REQUIRED ACTIONS
a - Answer these questions from the text on Mikael Harutyunyan:
(i) In what year did he graduate from a Soviet military college in Baku?
(ii) In what year was he promoted to the rank of Colonel General?
(iii) On what date was he appointed Defence Minister?
b - Put the lines of the records into a numbered list, running from the first line of the records through the line holding "row-number: 922. bbox=[258, 257, 328, 285]", inclusive. Omit blank lines.

━━━━━ READING TEXT ━━━━━

Mikael Harutyuni Harutyunyan (; born 10 February 1946) was the 7th Defence Minister of Armenia from 4 April 2007 until 14 April 2008. From 14 April 2008 to 24 May 2018, he has served as Chief Military Inspector and Presidential Advisor to the President of Armenia.

Early life and career
Harutyunyan was born and grew up in the village of Sagiyan, Shamakhi in central Azerbaijan SSR. He graduated from a Soviet military college in Baku in 1967. Harutyunyan served in the Soviet armed forces, in the Soviet Army platoon from 1967 and then the commander of the reconnaissance from 1971. He was chief of motorized infantry division from 1976 to 1982. Afterward, Harutyunyan help positions in the Army Corps and Army Guard. In 1976 Colonel General Harutyunyan graduated from the Reconnaissance Department of Frunze Military Academy. In 1988 he graduated from the USSR Armed Forces General Staff Military Academy. He was the senior lecturer of the Military Academy from 1988 to 1992. In 1992, by the Order of CIS Joint Armed Forces Chief Commander, Harutyunyan was sent to Armenia and was assigned as the First Deputy Chief of General Staff of Armenian Armed Forces - Head of Operational Department.

In 1994 he was promoted to the rank of Major General and was assigned as the Chief of General Staff of Armenian Armed Forces - First Deputy Minister of Defence. In 1996 he was promoted to the rank of Lieutenant General and in 2002 to the rank of Colonel General by the decree of the President of Armenia.

Appointment as Defence Minister
On 26 March 2007, Serzh Sargsyan, who was the Defence Minister, was appointed Prime Minister of Armenia after the sudden death of Andranik Margaryan. The post was vacant until 4 April 2007 when Colonel-General Mikael Harutyunyan was appointed to the post of Defence Minister. Before being appointed to the post, Harutyunyan was First Deputy Defence Minister.

━━━━━ INPUT FOR THIS TASK ━━━━━

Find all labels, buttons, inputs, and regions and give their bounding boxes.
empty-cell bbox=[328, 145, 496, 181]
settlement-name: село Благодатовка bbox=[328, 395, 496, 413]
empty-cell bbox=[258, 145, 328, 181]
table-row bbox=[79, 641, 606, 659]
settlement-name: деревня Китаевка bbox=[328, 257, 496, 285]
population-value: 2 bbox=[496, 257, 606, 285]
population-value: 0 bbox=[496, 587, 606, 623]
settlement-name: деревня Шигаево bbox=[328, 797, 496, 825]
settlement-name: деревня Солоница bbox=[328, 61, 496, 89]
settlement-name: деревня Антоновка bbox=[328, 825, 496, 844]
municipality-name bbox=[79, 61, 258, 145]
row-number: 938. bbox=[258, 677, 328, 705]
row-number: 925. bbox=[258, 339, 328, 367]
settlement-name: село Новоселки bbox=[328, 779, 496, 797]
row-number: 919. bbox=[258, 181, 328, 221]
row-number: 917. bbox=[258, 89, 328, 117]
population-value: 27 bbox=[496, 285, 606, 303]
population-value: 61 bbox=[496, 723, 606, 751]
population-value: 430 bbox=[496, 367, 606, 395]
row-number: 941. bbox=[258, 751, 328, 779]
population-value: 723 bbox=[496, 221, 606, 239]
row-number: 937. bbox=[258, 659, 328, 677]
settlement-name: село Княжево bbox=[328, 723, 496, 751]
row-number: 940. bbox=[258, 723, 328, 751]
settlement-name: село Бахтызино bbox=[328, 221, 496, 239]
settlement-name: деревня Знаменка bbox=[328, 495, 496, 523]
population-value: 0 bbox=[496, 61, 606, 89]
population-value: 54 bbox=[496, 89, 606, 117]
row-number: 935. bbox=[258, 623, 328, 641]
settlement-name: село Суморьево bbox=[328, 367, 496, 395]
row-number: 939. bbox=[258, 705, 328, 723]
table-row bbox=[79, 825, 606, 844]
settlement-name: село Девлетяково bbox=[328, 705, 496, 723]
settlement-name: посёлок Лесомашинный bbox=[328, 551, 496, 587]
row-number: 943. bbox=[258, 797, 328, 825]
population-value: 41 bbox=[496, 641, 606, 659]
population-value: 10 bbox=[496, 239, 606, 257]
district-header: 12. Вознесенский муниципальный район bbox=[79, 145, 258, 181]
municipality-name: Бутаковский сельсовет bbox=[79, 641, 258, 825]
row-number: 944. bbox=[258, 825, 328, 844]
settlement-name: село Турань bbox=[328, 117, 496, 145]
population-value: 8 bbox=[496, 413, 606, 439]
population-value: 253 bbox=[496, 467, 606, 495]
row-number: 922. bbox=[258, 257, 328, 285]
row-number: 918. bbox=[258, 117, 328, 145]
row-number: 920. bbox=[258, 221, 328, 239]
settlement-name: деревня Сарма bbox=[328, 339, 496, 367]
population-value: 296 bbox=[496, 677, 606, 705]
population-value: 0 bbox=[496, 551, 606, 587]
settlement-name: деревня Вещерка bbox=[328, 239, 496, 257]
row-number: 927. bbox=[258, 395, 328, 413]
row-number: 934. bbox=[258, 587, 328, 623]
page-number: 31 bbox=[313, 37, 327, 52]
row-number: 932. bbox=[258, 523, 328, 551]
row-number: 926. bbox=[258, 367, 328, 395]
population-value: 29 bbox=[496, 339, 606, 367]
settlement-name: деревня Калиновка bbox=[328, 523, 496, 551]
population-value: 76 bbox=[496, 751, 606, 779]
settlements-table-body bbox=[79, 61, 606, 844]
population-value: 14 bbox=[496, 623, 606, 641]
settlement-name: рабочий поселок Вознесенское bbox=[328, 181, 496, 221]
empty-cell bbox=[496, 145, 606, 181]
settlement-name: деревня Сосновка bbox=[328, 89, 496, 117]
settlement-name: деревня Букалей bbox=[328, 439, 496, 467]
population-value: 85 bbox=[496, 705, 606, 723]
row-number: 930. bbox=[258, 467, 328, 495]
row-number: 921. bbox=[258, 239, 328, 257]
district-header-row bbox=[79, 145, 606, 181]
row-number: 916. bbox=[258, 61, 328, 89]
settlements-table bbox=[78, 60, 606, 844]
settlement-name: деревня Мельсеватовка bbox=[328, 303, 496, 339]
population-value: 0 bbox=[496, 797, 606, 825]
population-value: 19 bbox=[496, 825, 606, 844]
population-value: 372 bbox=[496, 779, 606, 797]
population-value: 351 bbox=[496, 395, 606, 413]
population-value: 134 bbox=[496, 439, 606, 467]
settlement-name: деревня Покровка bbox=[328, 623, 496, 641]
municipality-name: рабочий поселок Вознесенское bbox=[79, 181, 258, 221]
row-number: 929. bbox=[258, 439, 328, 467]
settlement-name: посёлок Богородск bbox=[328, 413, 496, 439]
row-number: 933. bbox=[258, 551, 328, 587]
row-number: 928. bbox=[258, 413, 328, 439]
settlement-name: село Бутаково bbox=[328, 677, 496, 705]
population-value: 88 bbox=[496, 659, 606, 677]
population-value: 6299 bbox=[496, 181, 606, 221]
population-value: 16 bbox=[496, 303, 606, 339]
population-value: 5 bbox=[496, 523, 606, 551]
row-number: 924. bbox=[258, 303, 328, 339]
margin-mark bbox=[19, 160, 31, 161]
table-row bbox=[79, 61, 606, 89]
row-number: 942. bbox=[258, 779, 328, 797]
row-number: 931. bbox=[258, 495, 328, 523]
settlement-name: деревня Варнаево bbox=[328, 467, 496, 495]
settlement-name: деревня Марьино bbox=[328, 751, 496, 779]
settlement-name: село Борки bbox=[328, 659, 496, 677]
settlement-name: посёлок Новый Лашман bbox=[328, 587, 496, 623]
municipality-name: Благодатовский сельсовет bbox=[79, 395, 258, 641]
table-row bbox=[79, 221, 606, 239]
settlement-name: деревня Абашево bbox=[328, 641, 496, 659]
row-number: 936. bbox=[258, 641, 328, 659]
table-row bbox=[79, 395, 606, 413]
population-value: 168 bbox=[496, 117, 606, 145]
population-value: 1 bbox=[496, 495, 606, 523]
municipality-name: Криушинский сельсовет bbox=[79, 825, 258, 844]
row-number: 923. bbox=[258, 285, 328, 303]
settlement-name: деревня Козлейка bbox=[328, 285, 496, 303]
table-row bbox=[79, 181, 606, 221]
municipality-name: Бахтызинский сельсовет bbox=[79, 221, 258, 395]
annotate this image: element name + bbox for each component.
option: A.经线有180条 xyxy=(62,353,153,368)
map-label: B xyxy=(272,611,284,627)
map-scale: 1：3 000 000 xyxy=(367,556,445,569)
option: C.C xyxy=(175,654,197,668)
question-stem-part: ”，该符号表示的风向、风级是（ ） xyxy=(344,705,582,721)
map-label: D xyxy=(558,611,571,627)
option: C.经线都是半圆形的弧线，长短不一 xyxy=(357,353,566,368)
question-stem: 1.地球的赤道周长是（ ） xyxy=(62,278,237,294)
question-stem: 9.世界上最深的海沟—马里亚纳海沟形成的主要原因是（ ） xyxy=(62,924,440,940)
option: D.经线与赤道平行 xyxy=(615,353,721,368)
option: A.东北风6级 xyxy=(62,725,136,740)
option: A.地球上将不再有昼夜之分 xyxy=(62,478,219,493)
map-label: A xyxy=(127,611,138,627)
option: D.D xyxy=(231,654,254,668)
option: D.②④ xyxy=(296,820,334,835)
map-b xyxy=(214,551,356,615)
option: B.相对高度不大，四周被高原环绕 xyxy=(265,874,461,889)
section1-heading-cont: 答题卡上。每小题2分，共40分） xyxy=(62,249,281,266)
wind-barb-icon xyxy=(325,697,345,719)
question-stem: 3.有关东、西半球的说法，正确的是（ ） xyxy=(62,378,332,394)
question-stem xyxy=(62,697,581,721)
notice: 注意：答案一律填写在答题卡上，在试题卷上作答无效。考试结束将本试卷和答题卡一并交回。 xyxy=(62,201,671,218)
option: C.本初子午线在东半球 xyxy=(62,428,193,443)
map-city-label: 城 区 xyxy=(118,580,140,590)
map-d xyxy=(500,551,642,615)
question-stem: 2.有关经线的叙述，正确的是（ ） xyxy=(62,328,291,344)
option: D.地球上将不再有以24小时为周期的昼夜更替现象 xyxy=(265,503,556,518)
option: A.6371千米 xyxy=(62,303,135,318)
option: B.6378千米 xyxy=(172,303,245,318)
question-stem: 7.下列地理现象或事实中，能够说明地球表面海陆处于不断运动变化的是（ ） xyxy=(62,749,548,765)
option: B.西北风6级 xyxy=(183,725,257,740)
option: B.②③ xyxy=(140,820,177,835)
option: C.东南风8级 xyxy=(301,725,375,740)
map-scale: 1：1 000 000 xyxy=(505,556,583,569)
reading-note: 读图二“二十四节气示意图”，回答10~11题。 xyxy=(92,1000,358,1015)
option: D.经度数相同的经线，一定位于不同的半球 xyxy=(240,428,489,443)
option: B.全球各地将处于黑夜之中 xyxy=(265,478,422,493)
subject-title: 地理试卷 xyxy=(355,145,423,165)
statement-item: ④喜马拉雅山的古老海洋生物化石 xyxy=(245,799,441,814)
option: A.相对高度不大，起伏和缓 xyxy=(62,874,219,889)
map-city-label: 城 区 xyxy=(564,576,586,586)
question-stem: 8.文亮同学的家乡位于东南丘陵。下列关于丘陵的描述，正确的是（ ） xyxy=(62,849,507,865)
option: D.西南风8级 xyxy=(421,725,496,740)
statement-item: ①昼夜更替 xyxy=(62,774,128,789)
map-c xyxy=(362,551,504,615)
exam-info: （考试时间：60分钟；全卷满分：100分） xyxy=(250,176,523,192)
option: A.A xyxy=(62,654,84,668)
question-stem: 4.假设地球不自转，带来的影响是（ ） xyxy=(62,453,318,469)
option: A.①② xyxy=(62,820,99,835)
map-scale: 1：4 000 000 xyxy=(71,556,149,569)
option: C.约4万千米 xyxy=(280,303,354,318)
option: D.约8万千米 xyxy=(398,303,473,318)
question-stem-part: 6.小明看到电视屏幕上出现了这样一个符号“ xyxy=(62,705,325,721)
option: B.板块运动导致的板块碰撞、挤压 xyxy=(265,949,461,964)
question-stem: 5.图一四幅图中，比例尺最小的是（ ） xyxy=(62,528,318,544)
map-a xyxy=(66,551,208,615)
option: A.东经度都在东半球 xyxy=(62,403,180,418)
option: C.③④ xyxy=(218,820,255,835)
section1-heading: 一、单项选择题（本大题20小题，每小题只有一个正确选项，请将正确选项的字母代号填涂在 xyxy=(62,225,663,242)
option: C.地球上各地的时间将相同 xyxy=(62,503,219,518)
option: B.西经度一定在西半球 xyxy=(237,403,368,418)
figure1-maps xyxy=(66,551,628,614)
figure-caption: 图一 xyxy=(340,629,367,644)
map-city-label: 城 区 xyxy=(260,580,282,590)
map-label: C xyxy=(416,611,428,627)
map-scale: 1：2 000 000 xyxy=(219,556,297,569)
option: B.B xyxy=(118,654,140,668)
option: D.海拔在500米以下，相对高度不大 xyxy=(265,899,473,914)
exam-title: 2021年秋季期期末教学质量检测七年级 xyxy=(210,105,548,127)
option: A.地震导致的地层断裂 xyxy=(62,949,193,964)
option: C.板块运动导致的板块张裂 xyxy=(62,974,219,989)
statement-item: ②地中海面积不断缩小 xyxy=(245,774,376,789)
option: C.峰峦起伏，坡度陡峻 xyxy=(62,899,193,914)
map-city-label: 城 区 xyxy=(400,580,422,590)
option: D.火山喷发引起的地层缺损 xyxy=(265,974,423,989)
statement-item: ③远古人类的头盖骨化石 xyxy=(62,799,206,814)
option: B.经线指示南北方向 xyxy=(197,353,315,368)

━━━━━

EXERCISE RESULTS
a -
(i) 1967
(ii) 2002
(iii) 4 April 2007

b -
1. Find all labels, buttons, inputs, and regions and give their bounding boxes.
2. empty-cell bbox=[328, 145, 496, 181]
3. settlement-name: село Благодатовка bbox=[328, 395, 496, 413]
4. empty-cell bbox=[258, 145, 328, 181]
5. table-row bbox=[79, 641, 606, 659]
6. settlement-name: деревня Китаевка bbox=[328, 257, 496, 285]
7. population-value: 2 bbox=[496, 257, 606, 285]
8. population-value: 0 bbox=[496, 587, 606, 623]
9. settlement-name: деревня Шигаево bbox=[328, 797, 496, 825]
10. settlement-name: деревня Солоница bbox=[328, 61, 496, 89]
11. settlement-name: деревня Антоновка bbox=[328, 825, 496, 844]
12. municipality-name bbox=[79, 61, 258, 145]
13. row-number: 938. bbox=[258, 677, 328, 705]
14. row-number: 925. bbox=[258, 339, 328, 367]
15. settlement-name: село Новоселки bbox=[328, 779, 496, 797]
16. row-number: 919. bbox=[258, 181, 328, 221]
17. row-number: 917. bbox=[258, 89, 328, 117]
18. population-value: 27 bbox=[496, 285, 606, 303]
19. population-value: 61 bbox=[496, 723, 606, 751]
20. population-value: 430 bbox=[496, 367, 606, 395]
21. row-number: 941. bbox=[258, 751, 328, 779]
22. population-value: 723 bbox=[496, 221, 606, 239]
23. row-number: 937. bbox=[258, 659, 328, 677]
24. settlement-name: село Княжево bbox=[328, 723, 496, 751]
25. row-number: 940. bbox=[258, 723, 328, 751]
26. settlement-name: село Бахтызино bbox=[328, 221, 496, 239]
27. settlement-name: деревня Знаменка bbox=[328, 495, 496, 523]
28. population-value: 0 bbox=[496, 61, 606, 89]
29. population-value: 54 bbox=[496, 89, 606, 117]
30. row-number: 935. bbox=[258, 623, 328, 641]
31. settlement-name: село Суморьево bbox=[328, 367, 496, 395]
32. row-number: 939. bbox=[258, 705, 328, 723]
33. table-row bbox=[79, 825, 606, 844]
34. settlement-name: село Девлетяково bbox=[328, 705, 496, 723]
35. settlement-name: посёлок Лесомашинный bbox=[328, 551, 496, 587]
36. row-number: 943. bbox=[258, 797, 328, 825]
37. population-value: 41 bbox=[496, 641, 606, 659]
38. population-value: 10 bbox=[496, 239, 606, 257]
39. district-header: 12. Вознесенский муниципальный район bbox=[79, 145, 258, 181]
40. municipality-name: Бутаковский сельсовет bbox=[79, 641, 258, 825]
41. row-number: 944. bbox=[258, 825, 328, 844]
42. settlement-name: село Турань bbox=[328, 117, 496, 145]
43. population-value: 8 bbox=[496, 413, 606, 439]
44. population-value: 253 bbox=[496, 467, 606, 495]
45. row-number: 922. bbox=[258, 257, 328, 285]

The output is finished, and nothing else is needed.